Dataset records
--- Start ---

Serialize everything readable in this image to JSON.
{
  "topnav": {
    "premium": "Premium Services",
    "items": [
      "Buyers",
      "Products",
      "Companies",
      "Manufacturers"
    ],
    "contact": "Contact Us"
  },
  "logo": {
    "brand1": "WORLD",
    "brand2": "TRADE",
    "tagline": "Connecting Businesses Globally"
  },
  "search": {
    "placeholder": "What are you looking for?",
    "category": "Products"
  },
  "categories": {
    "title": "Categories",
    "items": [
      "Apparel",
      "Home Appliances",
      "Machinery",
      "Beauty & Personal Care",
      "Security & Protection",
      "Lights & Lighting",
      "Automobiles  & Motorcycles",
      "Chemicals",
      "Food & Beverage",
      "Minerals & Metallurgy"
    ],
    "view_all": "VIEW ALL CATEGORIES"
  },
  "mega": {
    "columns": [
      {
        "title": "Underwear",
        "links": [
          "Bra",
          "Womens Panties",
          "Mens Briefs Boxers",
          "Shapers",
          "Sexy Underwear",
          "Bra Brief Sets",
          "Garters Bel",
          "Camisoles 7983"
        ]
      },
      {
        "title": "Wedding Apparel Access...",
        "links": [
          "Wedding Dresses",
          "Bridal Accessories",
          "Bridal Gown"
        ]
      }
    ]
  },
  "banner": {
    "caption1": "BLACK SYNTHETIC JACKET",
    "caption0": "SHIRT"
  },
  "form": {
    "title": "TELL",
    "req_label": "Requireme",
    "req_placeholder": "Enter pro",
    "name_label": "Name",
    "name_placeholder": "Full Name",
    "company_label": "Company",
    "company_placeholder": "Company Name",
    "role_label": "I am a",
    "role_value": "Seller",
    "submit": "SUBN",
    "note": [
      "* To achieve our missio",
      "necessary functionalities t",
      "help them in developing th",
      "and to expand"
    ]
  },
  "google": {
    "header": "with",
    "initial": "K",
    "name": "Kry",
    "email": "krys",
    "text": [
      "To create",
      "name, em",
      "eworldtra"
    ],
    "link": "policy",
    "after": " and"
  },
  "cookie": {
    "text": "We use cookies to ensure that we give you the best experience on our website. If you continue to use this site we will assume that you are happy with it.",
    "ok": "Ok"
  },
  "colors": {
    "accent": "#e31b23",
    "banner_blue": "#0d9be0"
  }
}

--- End ---

What you are asked to do
Search the entries for the word "title", then gather every line that has it.

Task solution
    "title": "Categories",
        "title": "Underwear",
        "title": "Wedding Apparel Access...",
    "title": "TELL",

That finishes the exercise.